In the listing below, locate the lines bearing the word "JSON". Copy every one of them.

══ SOURCE RECORDS

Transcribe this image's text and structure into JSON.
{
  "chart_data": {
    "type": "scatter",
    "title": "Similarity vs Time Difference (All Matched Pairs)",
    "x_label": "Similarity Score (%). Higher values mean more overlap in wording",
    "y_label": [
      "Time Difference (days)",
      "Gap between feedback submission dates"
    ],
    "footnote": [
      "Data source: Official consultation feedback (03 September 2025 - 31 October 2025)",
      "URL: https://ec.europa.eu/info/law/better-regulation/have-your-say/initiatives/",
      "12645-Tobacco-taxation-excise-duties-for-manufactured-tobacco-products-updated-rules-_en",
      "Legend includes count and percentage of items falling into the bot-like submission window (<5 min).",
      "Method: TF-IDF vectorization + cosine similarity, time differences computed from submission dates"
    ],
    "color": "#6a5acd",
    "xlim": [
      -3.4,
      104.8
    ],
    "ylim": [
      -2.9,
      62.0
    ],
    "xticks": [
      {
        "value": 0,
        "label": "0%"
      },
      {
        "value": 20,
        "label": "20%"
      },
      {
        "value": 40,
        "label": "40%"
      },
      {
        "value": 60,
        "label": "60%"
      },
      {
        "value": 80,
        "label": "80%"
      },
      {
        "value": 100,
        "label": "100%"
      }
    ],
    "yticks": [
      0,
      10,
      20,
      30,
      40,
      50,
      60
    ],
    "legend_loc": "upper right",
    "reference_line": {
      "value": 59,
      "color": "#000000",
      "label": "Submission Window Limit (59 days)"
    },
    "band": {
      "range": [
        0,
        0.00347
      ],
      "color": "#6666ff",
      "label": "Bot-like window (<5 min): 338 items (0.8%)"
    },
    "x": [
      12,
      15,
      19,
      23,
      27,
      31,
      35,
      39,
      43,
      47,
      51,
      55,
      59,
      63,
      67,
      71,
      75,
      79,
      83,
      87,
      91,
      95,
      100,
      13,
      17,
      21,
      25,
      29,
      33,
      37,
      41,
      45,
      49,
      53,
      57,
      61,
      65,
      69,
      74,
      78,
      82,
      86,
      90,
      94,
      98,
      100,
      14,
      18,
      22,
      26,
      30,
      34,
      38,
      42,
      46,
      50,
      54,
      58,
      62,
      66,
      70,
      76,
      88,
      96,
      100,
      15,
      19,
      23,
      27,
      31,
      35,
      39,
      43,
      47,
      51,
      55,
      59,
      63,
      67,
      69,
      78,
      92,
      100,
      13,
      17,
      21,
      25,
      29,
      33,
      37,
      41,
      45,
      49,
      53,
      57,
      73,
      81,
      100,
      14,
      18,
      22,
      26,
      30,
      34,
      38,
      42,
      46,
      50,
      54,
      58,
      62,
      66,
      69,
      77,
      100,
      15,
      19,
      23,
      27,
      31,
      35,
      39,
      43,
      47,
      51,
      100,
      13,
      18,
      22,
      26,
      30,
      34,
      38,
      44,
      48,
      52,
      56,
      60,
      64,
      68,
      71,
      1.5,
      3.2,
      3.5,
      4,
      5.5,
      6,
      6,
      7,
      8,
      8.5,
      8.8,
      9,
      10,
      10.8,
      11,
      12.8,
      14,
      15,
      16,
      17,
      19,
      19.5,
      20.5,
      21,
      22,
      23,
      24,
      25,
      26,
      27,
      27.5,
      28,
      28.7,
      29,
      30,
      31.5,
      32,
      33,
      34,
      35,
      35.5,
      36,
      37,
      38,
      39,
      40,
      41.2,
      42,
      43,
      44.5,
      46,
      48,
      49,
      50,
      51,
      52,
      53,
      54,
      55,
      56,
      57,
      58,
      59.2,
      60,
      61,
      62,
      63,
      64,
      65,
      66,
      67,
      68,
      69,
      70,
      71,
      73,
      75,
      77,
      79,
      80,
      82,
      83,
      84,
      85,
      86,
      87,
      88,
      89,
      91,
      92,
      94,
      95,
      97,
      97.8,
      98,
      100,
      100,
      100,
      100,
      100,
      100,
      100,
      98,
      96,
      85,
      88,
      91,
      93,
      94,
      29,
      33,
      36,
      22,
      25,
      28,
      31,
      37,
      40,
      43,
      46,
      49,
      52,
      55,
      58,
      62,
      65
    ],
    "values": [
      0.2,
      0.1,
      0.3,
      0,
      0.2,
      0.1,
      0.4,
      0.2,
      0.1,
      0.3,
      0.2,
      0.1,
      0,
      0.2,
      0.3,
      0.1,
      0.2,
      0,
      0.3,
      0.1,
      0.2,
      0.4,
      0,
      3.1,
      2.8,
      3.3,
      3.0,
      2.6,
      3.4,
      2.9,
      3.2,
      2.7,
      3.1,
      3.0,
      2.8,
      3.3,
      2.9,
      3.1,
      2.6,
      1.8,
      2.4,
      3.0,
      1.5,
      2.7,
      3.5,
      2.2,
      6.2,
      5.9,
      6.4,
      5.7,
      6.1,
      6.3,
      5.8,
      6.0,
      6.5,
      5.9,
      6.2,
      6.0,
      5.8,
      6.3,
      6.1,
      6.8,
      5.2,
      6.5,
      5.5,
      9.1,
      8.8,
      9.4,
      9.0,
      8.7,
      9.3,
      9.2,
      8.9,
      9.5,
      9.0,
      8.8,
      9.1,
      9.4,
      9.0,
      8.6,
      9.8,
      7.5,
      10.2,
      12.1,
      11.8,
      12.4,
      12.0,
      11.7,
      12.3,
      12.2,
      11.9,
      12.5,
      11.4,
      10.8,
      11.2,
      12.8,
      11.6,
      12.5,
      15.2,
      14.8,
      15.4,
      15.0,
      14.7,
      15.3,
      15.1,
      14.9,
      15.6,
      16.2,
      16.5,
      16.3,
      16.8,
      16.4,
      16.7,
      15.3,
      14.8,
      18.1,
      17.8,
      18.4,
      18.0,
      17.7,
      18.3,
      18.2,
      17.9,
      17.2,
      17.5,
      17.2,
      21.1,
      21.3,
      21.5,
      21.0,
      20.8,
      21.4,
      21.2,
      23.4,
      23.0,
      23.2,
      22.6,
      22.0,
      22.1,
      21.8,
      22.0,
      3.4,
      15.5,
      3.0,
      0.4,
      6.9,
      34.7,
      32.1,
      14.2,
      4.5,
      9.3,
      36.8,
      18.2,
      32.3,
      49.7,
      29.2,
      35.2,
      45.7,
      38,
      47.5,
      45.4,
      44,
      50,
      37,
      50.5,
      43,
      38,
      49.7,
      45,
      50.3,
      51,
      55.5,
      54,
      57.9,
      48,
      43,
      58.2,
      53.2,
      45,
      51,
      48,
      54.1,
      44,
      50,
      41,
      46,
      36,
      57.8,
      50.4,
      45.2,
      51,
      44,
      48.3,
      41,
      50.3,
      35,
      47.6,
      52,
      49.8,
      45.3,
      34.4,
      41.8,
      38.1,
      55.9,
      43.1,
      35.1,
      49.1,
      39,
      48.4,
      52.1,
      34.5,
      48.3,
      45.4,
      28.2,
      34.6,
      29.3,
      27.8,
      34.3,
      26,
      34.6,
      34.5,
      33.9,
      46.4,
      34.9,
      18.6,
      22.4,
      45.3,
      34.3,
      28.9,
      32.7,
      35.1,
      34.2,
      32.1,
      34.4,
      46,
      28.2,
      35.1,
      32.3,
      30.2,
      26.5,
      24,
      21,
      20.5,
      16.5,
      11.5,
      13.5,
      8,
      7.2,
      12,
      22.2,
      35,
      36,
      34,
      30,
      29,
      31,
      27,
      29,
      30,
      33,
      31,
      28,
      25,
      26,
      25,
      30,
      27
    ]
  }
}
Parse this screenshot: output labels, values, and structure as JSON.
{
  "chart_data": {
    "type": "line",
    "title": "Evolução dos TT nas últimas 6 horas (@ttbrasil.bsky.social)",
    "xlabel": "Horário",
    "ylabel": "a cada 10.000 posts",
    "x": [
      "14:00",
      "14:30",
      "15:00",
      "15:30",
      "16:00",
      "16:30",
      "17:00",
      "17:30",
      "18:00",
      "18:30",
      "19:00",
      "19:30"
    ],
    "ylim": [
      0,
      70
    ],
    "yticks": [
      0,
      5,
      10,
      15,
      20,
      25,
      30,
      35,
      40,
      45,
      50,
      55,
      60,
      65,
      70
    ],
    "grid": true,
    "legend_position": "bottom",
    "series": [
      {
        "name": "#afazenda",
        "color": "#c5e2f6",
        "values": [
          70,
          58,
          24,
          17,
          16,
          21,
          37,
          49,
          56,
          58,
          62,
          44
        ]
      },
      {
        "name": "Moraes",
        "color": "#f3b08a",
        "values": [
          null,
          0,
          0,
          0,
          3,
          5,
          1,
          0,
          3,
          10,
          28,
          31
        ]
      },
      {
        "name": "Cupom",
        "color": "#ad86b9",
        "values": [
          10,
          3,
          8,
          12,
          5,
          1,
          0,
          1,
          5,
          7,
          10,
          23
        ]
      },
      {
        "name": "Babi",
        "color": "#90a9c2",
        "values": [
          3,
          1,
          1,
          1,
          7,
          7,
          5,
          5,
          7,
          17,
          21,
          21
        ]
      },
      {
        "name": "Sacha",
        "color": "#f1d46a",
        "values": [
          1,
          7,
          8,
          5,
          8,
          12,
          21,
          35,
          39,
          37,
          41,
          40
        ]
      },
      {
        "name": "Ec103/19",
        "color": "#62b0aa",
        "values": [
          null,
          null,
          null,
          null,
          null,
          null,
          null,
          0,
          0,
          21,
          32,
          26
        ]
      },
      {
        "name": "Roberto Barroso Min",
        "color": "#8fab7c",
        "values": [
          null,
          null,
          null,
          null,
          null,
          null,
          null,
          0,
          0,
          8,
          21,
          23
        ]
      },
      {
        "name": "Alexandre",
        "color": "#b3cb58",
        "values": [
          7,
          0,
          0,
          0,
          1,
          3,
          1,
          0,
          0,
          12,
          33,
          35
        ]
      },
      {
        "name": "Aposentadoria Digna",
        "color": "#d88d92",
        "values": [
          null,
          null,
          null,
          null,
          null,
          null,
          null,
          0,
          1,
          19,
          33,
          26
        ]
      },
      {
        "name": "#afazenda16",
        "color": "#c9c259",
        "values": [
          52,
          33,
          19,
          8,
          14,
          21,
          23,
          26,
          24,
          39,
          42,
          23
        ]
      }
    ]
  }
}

════

## WORKED ANSWER:
Transcribe this image's text and structure into JSON.
Parse this screenshot: output labels, values, and structure as JSON.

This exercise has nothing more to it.